* BEGIN *

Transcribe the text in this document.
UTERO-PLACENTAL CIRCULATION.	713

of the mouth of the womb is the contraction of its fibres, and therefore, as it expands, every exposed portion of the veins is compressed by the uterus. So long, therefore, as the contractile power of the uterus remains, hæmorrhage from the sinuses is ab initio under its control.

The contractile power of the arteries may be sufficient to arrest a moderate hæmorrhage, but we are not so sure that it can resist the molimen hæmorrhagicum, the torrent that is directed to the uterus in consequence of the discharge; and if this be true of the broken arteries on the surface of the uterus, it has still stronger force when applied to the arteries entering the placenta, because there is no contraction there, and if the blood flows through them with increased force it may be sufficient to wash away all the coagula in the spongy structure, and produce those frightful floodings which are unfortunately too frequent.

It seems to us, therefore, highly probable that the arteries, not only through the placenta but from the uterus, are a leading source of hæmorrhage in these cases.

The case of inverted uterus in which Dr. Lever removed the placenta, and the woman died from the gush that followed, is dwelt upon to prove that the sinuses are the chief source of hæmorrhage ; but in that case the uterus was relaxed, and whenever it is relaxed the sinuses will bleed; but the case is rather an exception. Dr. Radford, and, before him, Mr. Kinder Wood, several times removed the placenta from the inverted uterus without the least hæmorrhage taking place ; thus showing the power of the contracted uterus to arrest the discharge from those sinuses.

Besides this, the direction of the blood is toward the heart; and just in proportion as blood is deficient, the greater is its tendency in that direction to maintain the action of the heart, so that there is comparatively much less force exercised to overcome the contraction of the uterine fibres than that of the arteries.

* END *

### The exercise
Write out the material exactly as given.

### In response
Transcribe the text in this document.
UTERO-PLACENTAL CIRCULATION.	713

of the mouth of the womb is the contraction of its fibres, and therefore, as it expands, every exposed portion of the veins is compressed by the uterus. So long, therefore, as the contractile power of the uterus remains, hæmorrhage from the sinuses is ab initio under its control.

The contractile power of the arteries may be sufficient to arrest a moderate hæmorrhage, but we are not so sure that it can resist the molimen hæmorrhagicum, the torrent that is directed to the uterus in consequence of the discharge; and if this be true of the broken arteries on the surface of the uterus, it has still stronger force when applied to the arteries entering the placenta, because there is no contraction there, and if the blood flows through them with increased force it may be sufficient to wash away all the coagula in the spongy structure, and produce those frightful floodings which are unfortunately too frequent.

It seems to us, therefore, highly probable that the arteries, not only through the placenta but from the uterus, are a leading source of hæmorrhage in these cases.

The case of inverted uterus in which Dr. Lever removed the placenta, and the woman died from the gush that followed, is dwelt upon to prove that the sinuses are the chief source of hæmorrhage ; but in that case the uterus was relaxed, and whenever it is relaxed the sinuses will bleed; but the case is rather an exception. Dr. Radford, and, before him, Mr. Kinder Wood, several times removed the placenta from the inverted uterus without the least hæmorrhage taking place ; thus showing the power of the contracted uterus to arrest the discharge from those sinuses.

Besides this, the direction of the blood is toward the heart; and just in proportion as blood is deficient, the greater is its tendency in that direction to maintain the action of the heart, so that there is comparatively much less force exercised to overcome the contraction of the uterine fibres than that of the arteries.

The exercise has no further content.